### GIVEN EXERCISE
Find the lines that hold "structured". Report only how many there are.

(Dataset entries on figures)
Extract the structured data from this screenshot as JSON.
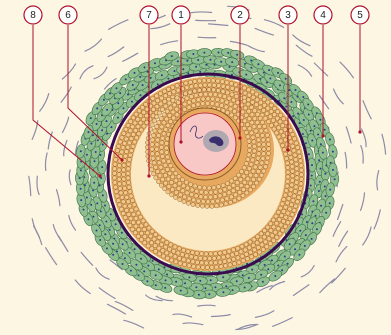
{
  "diagram": {
    "colors": {
      "background": "#fdf6e3",
      "granulosa_green": "#8fbf8f",
      "granulosa_border": "#3c6f4a",
      "zone_orange": "#e7a860",
      "cell_tan": "#f2c98a",
      "cell_border": "#8a5a26",
      "antrum": "#fbe9c3",
      "ring_dark": "#3a0b4e",
      "leader_red": "#b0102a",
      "oocyte_pink": "#f7c8c6",
      "nucleus_gray": "#b0a8b0",
      "nucleus_dark": "#3a2e6e",
      "wave_gray": "#8d8ba8"
    },
    "callouts": [
      {
        "id": "c8",
        "label": "8"
      },
      {
        "id": "c6",
        "label": "6"
      },
      {
        "id": "c7",
        "label": "7"
      },
      {
        "id": "c1",
        "label": "1"
      },
      {
        "id": "c2",
        "label": "2"
      },
      {
        "id": "c3",
        "label": "3"
      },
      {
        "id": "c4",
        "label": "4"
      },
      {
        "id": "c5",
        "label": "5"
      }
    ]
  }
}
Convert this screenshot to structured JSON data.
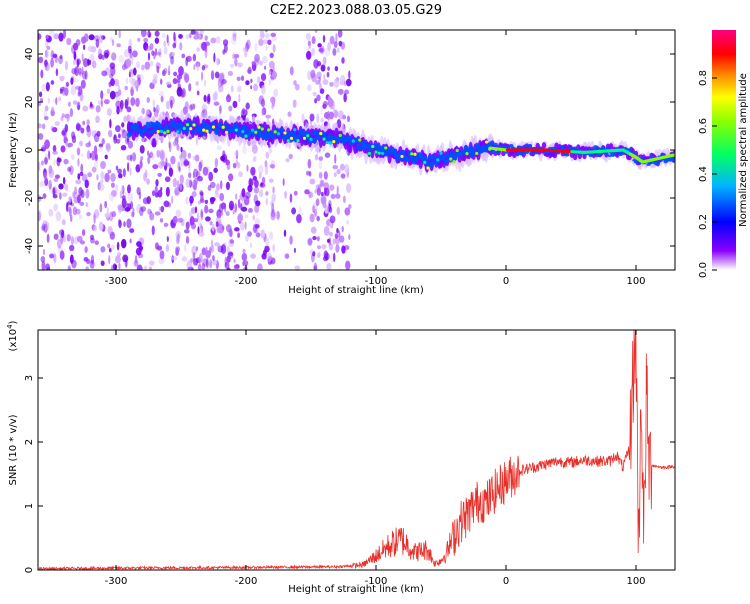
{
  "title": "C2E2.2023.088.03.05.G29",
  "colors": {
    "snr_line": "#e8302a",
    "spectrogram_scale": [
      "#ffffff",
      "#7b00ff",
      "#0000ff",
      "#00c8ff",
      "#00ff80",
      "#80ff00",
      "#ffff00",
      "#ff8000",
      "#ff0000",
      "#ff0080"
    ]
  },
  "chart_data": [
    {
      "type": "heatmap",
      "xlabel": "Height of straight line (km)",
      "ylabel": "Frequency (Hz)",
      "xlim": [
        -360,
        130
      ],
      "ylim": [
        -50,
        50
      ],
      "x_ticks": [
        "-300",
        "-200",
        "-100",
        "0",
        "100"
      ],
      "y_ticks": [
        "40",
        "20",
        "0",
        "-20",
        "-40"
      ],
      "colorbar": {
        "label": "Normalized spectral amplitude",
        "range": [
          0.0,
          1.0
        ],
        "ticks": [
          "0.0",
          "0.2",
          "0.4",
          "0.6",
          "0.8"
        ]
      },
      "ridge": {
        "x": [
          -290,
          -250,
          -200,
          -160,
          -130,
          -100,
          -80,
          -60,
          -45,
          -30,
          -15,
          0,
          30,
          60,
          90,
          100,
          105,
          130
        ],
        "frequency_hz": [
          8,
          10,
          8,
          6,
          5,
          0,
          -2,
          -5,
          -3,
          -1,
          1,
          0,
          0,
          -1,
          0,
          -3,
          -5,
          -2
        ]
      },
      "noise_region_x": [
        -360,
        -120
      ]
    },
    {
      "type": "line",
      "xlabel": "Height of straight line (km)",
      "ylabel": "SNR (10 * v/v)",
      "y_multiplier": "(x10",
      "y_multiplier_exp": "4",
      "y_multiplier_close": ")",
      "xlim": [
        -360,
        130
      ],
      "ylim": [
        0,
        3.75
      ],
      "x_ticks": [
        "-300",
        "-200",
        "-100",
        "0",
        "100"
      ],
      "y_ticks": [
        "0",
        "1",
        "2",
        "3"
      ],
      "series": [
        {
          "x": [
            -360,
            -300,
            -200,
            -130,
            -110,
            -100,
            -90,
            -80,
            -70,
            -60,
            -55,
            -50,
            -45,
            -40,
            -35,
            -30,
            -25,
            -20,
            -15,
            -10,
            -5,
            0,
            10,
            20,
            30,
            40,
            50,
            60,
            70,
            80,
            85,
            90,
            95,
            98,
            100,
            102,
            104,
            106,
            108,
            110,
            120,
            130
          ],
          "y": [
            0.02,
            0.03,
            0.04,
            0.05,
            0.08,
            0.22,
            0.38,
            0.48,
            0.28,
            0.32,
            0.1,
            0.15,
            0.3,
            0.55,
            0.75,
            0.85,
            1.0,
            1.1,
            1.05,
            1.2,
            1.3,
            1.4,
            1.55,
            1.6,
            1.65,
            1.7,
            1.68,
            1.72,
            1.7,
            1.7,
            1.8,
            1.6,
            1.9,
            3.1,
            3.7,
            0.3,
            2.9,
            0.4,
            2.8,
            1.65,
            1.6,
            1.62
          ]
        }
      ]
    }
  ]
}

### ANSWER
2